[Data records]
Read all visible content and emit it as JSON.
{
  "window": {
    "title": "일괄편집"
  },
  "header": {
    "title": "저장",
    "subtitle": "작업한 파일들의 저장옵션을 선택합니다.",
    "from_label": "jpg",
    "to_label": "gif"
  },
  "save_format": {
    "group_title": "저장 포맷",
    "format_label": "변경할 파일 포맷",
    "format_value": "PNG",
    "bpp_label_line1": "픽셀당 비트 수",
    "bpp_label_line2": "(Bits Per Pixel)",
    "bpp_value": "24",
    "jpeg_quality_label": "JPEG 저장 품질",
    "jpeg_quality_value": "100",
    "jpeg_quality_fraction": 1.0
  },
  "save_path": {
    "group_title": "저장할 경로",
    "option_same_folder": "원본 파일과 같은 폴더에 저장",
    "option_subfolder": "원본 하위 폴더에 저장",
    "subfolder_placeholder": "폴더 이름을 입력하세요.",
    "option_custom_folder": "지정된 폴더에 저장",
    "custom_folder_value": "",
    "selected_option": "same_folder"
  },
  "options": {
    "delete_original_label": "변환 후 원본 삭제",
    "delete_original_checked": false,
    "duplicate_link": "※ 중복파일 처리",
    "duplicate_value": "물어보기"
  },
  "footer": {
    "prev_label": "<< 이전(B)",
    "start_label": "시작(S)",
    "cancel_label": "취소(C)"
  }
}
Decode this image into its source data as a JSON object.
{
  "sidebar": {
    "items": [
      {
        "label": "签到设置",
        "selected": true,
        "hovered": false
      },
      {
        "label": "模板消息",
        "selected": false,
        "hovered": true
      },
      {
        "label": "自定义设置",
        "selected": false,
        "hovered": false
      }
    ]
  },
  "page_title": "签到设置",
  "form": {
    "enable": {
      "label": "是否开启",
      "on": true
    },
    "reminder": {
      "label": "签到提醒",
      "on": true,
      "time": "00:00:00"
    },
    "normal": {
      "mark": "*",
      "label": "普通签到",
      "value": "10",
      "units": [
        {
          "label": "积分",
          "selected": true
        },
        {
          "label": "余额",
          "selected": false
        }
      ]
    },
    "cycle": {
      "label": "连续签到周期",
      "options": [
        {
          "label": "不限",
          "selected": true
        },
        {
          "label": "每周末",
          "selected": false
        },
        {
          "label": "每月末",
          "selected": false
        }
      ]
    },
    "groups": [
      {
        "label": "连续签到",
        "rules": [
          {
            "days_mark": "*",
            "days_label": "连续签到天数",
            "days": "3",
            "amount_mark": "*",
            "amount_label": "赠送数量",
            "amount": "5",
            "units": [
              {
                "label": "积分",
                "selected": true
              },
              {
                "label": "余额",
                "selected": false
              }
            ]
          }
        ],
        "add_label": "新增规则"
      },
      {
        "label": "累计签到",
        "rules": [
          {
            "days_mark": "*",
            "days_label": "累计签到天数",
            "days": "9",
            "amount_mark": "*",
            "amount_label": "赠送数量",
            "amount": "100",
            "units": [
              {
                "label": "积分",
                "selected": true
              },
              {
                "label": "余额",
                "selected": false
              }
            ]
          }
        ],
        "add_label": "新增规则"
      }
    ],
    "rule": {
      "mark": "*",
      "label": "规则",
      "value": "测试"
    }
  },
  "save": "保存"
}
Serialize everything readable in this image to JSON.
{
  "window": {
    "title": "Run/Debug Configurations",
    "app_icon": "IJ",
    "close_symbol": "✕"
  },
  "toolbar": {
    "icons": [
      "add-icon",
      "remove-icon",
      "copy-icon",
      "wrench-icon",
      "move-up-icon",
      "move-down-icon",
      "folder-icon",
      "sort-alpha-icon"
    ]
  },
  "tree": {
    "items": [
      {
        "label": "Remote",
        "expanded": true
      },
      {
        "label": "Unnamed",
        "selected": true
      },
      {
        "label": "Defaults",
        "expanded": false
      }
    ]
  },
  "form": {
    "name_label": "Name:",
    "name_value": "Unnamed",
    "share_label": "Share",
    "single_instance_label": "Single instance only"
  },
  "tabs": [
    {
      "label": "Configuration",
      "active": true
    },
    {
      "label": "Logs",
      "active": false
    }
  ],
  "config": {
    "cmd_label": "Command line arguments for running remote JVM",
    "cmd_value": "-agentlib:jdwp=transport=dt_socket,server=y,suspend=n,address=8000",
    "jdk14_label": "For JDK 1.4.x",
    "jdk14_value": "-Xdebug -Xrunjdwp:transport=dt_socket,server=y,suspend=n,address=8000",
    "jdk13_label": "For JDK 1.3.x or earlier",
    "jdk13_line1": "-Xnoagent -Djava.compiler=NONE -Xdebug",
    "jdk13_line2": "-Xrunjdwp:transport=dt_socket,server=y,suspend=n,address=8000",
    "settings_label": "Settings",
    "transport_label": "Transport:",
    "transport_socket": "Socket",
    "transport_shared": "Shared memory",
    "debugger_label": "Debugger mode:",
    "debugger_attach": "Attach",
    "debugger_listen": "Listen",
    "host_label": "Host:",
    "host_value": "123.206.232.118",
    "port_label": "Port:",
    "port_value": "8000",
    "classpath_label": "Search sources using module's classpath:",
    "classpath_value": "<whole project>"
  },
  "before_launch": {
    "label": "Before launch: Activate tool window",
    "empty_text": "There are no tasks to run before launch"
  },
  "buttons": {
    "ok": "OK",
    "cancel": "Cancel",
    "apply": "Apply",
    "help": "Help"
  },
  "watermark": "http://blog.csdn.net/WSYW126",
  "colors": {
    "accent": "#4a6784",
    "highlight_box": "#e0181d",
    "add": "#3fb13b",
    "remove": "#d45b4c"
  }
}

Your goal:
Say how many lines of the listing above contain "JSON", with no other words.

Exercise solution:
3